Write the entries below out again exactly; any picture in them stays out.
--- Records for this exercise ---
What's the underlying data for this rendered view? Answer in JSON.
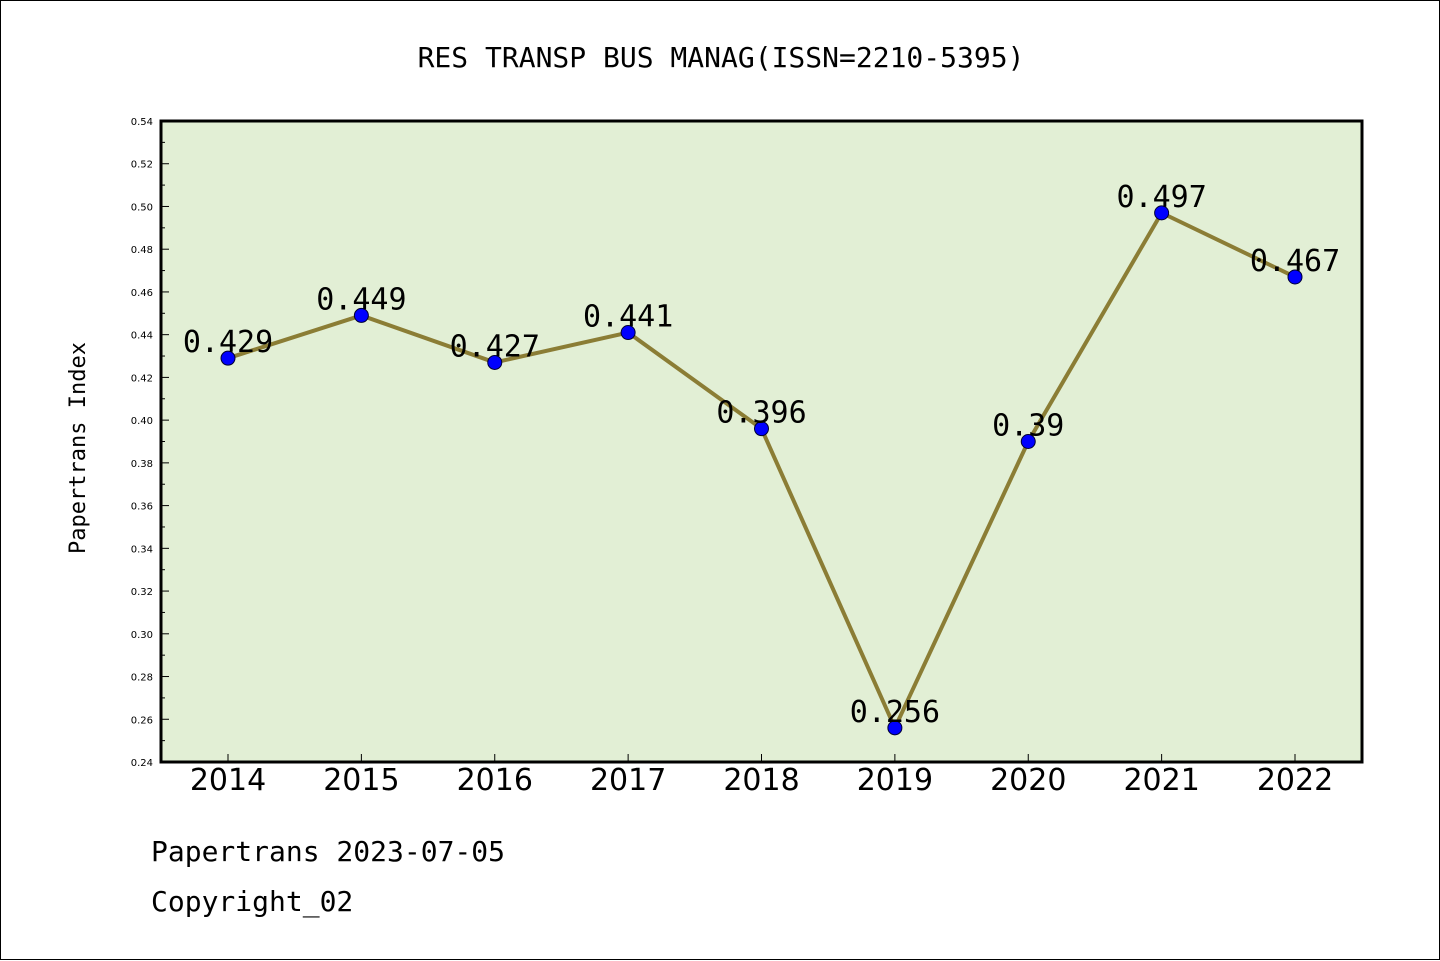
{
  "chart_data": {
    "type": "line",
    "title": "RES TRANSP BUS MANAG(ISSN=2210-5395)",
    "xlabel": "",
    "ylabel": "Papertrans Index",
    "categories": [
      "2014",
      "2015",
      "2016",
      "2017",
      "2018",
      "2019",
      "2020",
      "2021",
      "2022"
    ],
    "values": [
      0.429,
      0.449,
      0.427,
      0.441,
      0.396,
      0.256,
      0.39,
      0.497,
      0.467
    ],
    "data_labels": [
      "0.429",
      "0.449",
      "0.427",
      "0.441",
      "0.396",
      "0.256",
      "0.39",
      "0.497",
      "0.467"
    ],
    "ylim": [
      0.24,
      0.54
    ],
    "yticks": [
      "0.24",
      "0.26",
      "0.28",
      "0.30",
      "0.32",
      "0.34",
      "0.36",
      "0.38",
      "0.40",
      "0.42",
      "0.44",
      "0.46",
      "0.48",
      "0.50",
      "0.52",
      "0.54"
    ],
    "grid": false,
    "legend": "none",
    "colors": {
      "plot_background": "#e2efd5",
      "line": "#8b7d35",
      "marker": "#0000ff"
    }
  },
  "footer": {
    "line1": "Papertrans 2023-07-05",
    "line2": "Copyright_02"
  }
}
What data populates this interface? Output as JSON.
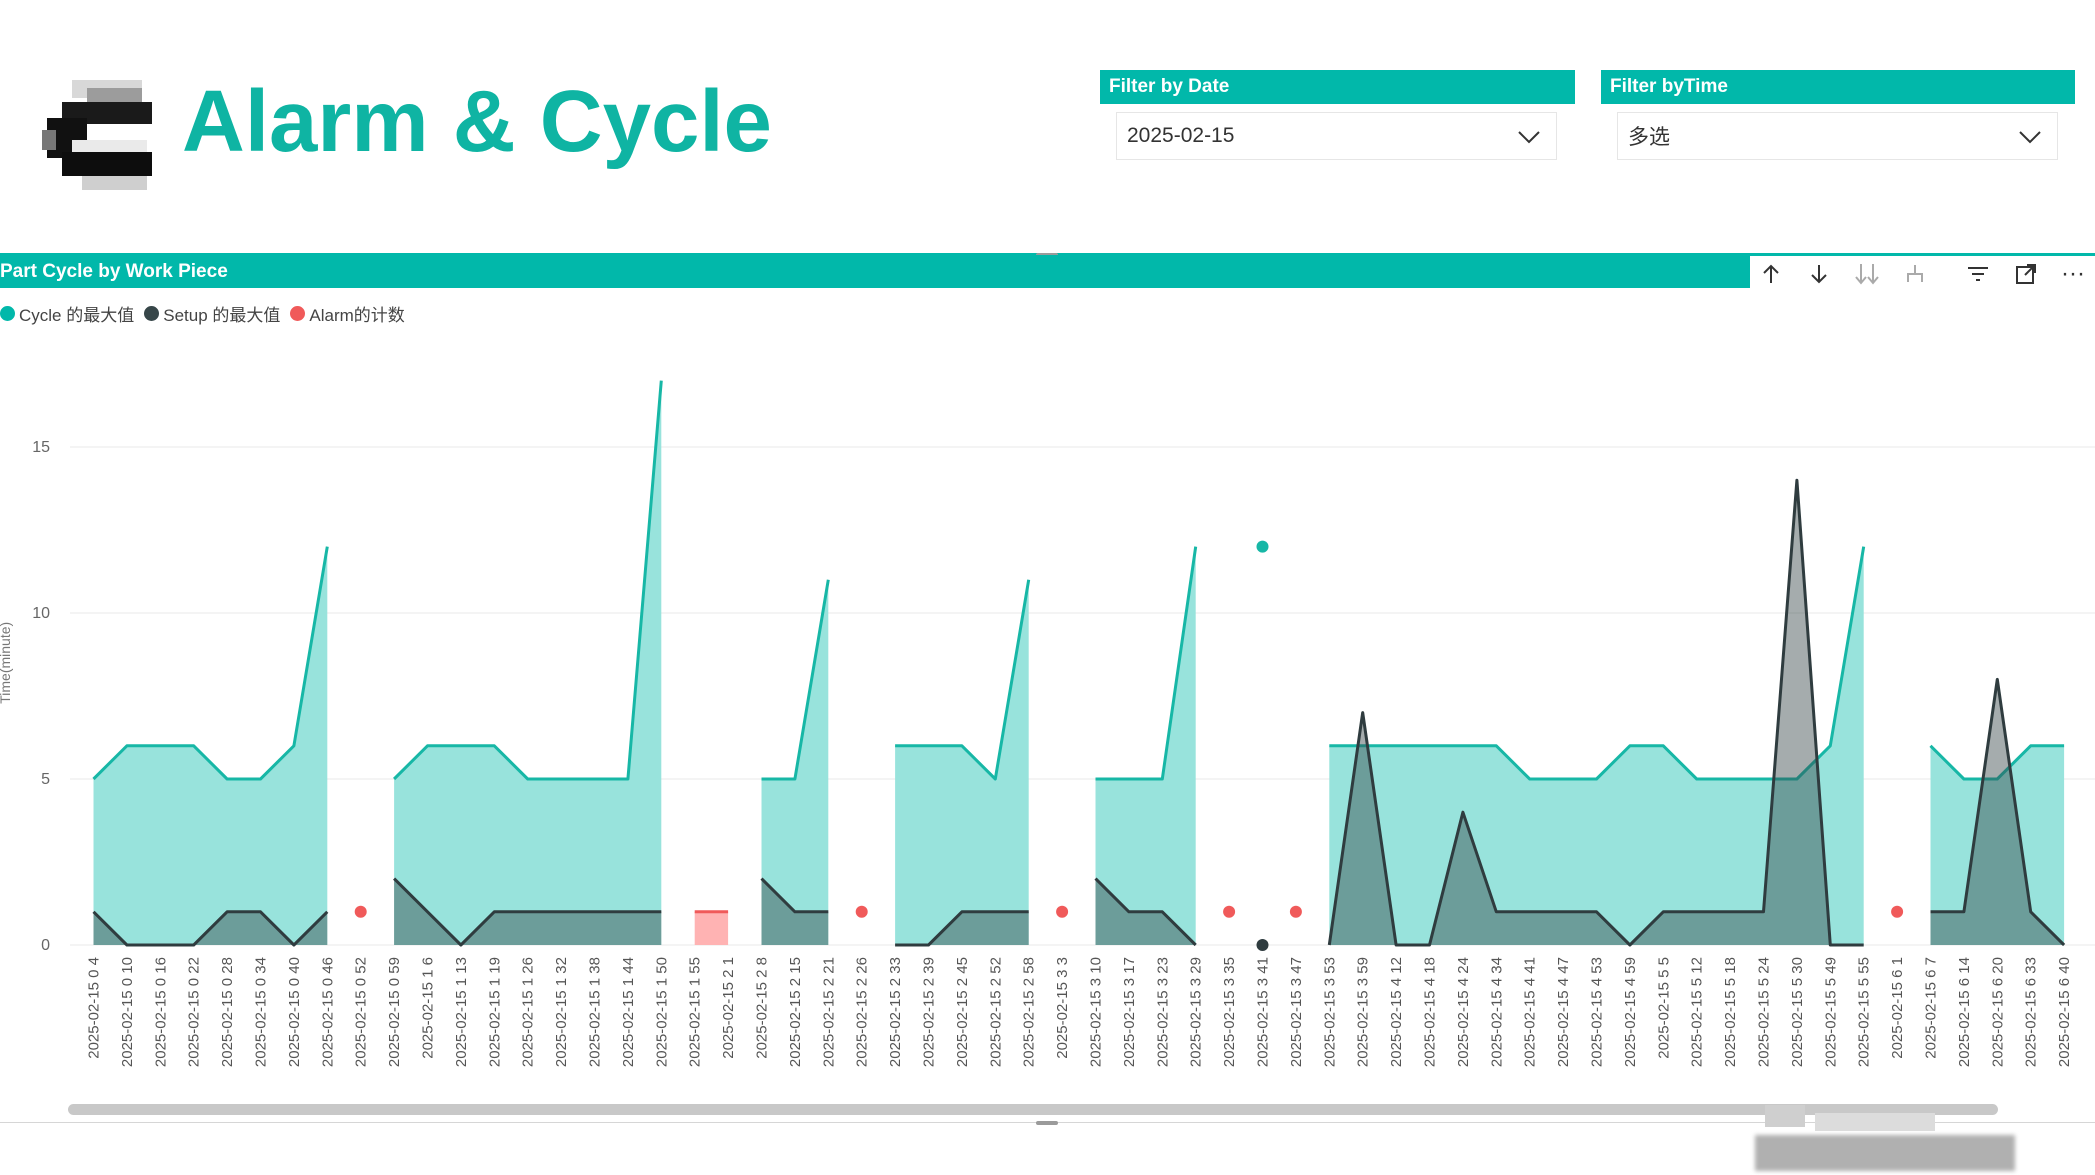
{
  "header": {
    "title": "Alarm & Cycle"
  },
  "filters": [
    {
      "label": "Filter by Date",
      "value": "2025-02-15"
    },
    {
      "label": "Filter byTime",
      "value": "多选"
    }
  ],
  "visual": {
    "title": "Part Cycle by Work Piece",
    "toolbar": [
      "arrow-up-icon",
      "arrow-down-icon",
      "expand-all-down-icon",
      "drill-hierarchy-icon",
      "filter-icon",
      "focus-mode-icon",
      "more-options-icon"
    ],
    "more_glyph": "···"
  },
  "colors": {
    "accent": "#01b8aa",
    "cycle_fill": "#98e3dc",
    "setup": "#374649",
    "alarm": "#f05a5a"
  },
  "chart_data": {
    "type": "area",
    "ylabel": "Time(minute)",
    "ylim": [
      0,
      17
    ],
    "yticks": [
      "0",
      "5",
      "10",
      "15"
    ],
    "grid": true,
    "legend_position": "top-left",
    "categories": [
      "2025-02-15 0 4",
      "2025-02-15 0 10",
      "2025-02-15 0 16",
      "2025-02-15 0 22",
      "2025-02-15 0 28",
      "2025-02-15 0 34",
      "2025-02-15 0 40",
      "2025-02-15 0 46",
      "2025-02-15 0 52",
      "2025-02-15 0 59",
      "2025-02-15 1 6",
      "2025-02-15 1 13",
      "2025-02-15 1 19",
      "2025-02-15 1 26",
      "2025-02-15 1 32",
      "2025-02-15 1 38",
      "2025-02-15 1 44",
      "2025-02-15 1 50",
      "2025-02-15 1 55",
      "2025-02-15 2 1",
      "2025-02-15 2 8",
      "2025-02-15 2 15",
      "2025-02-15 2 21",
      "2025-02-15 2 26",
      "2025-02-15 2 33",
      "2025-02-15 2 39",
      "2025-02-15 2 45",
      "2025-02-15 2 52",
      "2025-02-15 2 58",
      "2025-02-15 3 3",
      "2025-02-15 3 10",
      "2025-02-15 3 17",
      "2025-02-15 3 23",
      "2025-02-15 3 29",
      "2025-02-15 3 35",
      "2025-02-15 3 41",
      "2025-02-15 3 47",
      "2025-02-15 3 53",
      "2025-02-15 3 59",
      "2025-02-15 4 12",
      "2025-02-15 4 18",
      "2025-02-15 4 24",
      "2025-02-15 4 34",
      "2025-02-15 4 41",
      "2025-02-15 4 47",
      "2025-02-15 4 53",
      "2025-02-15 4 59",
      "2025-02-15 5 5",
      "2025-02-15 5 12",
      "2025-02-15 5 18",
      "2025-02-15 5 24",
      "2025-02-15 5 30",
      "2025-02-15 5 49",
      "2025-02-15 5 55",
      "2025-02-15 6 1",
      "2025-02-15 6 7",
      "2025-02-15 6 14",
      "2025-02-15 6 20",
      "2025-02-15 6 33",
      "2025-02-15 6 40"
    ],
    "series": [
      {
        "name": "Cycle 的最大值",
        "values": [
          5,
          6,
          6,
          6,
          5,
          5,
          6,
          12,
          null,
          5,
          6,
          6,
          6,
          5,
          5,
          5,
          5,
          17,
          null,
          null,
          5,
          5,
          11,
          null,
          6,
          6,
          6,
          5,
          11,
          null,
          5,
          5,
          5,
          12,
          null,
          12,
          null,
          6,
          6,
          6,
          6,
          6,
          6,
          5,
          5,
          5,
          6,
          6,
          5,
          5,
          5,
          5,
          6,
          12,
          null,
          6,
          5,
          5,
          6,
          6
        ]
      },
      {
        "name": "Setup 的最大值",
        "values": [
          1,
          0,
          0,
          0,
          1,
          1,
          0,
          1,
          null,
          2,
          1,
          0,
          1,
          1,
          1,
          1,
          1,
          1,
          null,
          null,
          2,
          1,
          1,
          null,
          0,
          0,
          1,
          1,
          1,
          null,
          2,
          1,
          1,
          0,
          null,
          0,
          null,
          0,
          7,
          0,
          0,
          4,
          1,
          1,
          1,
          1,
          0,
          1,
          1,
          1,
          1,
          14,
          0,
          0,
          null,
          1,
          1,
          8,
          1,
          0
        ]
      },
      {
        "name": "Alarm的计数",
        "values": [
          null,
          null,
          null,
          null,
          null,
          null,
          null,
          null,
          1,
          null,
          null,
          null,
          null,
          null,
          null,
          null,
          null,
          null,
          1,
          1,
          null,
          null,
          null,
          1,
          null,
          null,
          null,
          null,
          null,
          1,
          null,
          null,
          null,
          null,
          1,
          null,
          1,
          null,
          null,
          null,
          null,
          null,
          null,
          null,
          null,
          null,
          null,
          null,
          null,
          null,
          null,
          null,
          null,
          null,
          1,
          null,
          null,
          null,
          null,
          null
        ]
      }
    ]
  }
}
---
§ The answer
What's the underlying data for this rendered view? Answer in JSON.
{
  "chart_data": {
    "type": "line",
    "title": "RES TRANSP BUS MANAG(ISSN=2210-5395)",
    "xlabel": "",
    "ylabel": "Papertrans Index",
    "categories": [
      "2014",
      "2015",
      "2016",
      "2017",
      "2018",
      "2019",
      "2020",
      "2021",
      "2022"
    ],
    "values": [
      0.429,
      0.449,
      0.427,
      0.441,
      0.396,
      0.256,
      0.39,
      0.497,
      0.467
    ],
    "data_labels": [
      "0.429",
      "0.449",
      "0.427",
      "0.441",
      "0.396",
      "0.256",
      "0.39",
      "0.497",
      "0.467"
    ],
    "ylim": [
      0.24,
      0.54
    ],
    "yticks": [
      "0.24",
      "0.26",
      "0.28",
      "0.30",
      "0.32",
      "0.34",
      "0.36",
      "0.38",
      "0.40",
      "0.42",
      "0.44",
      "0.46",
      "0.48",
      "0.50",
      "0.52",
      "0.54"
    ],
    "grid": false,
    "legend": "none",
    "colors": {
      "plot_background": "#e2efd5",
      "line": "#8b7d35",
      "marker": "#0000ff"
    }
  },
  "footer": {
    "line1": "Papertrans 2023-07-05",
    "line2": "Copyright_02"
  }
}
What data populates this interface? Output as JSON.
{
  "header": {
    "title": "Alarm & Cycle"
  },
  "filters": [
    {
      "label": "Filter by Date",
      "value": "2025-02-15"
    },
    {
      "label": "Filter byTime",
      "value": "多选"
    }
  ],
  "visual": {
    "title": "Part Cycle by Work Piece",
    "toolbar": [
      "arrow-up-icon",
      "arrow-down-icon",
      "expand-all-down-icon",
      "drill-hierarchy-icon",
      "filter-icon",
      "focus-mode-icon",
      "more-options-icon"
    ],
    "more_glyph": "···"
  },
  "colors": {
    "accent": "#01b8aa",
    "cycle_fill": "#98e3dc",
    "setup": "#374649",
    "alarm": "#f05a5a"
  },
  "chart_data": {
    "type": "area",
    "ylabel": "Time(minute)",
    "ylim": [
      0,
      17
    ],
    "yticks": [
      "0",
      "5",
      "10",
      "15"
    ],
    "grid": true,
    "legend_position": "top-left",
    "categories": [
      "2025-02-15 0 4",
      "2025-02-15 0 10",
      "2025-02-15 0 16",
      "2025-02-15 0 22",
      "2025-02-15 0 28",
      "2025-02-15 0 34",
      "2025-02-15 0 40",
      "2025-02-15 0 46",
      "2025-02-15 0 52",
      "2025-02-15 0 59",
      "2025-02-15 1 6",
      "2025-02-15 1 13",
      "2025-02-15 1 19",
      "2025-02-15 1 26",
      "2025-02-15 1 32",
      "2025-02-15 1 38",
      "2025-02-15 1 44",
      "2025-02-15 1 50",
      "2025-02-15 1 55",
      "2025-02-15 2 1",
      "2025-02-15 2 8",
      "2025-02-15 2 15",
      "2025-02-15 2 21",
      "2025-02-15 2 26",
      "2025-02-15 2 33",
      "2025-02-15 2 39",
      "2025-02-15 2 45",
      "2025-02-15 2 52",
      "2025-02-15 2 58",
      "2025-02-15 3 3",
      "2025-02-15 3 10",
      "2025-02-15 3 17",
      "2025-02-15 3 23",
      "2025-02-15 3 29",
      "2025-02-15 3 35",
      "2025-02-15 3 41",
      "2025-02-15 3 47",
      "2025-02-15 3 53",
      "2025-02-15 3 59",
      "2025-02-15 4 12",
      "2025-02-15 4 18",
      "2025-02-15 4 24",
      "2025-02-15 4 34",
      "2025-02-15 4 41",
      "2025-02-15 4 47",
      "2025-02-15 4 53",
      "2025-02-15 4 59",
      "2025-02-15 5 5",
      "2025-02-15 5 12",
      "2025-02-15 5 18",
      "2025-02-15 5 24",
      "2025-02-15 5 30",
      "2025-02-15 5 49",
      "2025-02-15 5 55",
      "2025-02-15 6 1",
      "2025-02-15 6 7",
      "2025-02-15 6 14",
      "2025-02-15 6 20",
      "2025-02-15 6 33",
      "2025-02-15 6 40"
    ],
    "series": [
      {
        "name": "Cycle 的最大值",
        "values": [
          5,
          6,
          6,
          6,
          5,
          5,
          6,
          12,
          null,
          5,
          6,
          6,
          6,
          5,
          5,
          5,
          5,
          17,
          null,
          null,
          5,
          5,
          11,
          null,
          6,
          6,
          6,
          5,
          11,
          null,
          5,
          5,
          5,
          12,
          null,
          12,
          null,
          6,
          6,
          6,
          6,
          6,
          6,
          5,
          5,
          5,
          6,
          6,
          5,
          5,
          5,
          5,
          6,
          12,
          null,
          6,
          5,
          5,
          6,
          6
        ]
      },
      {
        "name": "Setup 的最大值",
        "values": [
          1,
          0,
          0,
          0,
          1,
          1,
          0,
          1,
          null,
          2,
          1,
          0,
          1,
          1,
          1,
          1,
          1,
          1,
          null,
          null,
          2,
          1,
          1,
          null,
          0,
          0,
          1,
          1,
          1,
          null,
          2,
          1,
          1,
          0,
          null,
          0,
          null,
          0,
          7,
          0,
          0,
          4,
          1,
          1,
          1,
          1,
          0,
          1,
          1,
          1,
          1,
          14,
          0,
          0,
          null,
          1,
          1,
          8,
          1,
          0
        ]
      },
      {
        "name": "Alarm的计数",
        "values": [
          null,
          null,
          null,
          null,
          null,
          null,
          null,
          null,
          1,
          null,
          null,
          null,
          null,
          null,
          null,
          null,
          null,
          null,
          1,
          1,
          null,
          null,
          null,
          1,
          null,
          null,
          null,
          null,
          null,
          1,
          null,
          null,
          null,
          null,
          1,
          null,
          1,
          null,
          null,
          null,
          null,
          null,
          null,
          null,
          null,
          null,
          null,
          null,
          null,
          null,
          null,
          null,
          null,
          null,
          1,
          null,
          null,
          null,
          null,
          null
        ]
      }
    ]
  }
}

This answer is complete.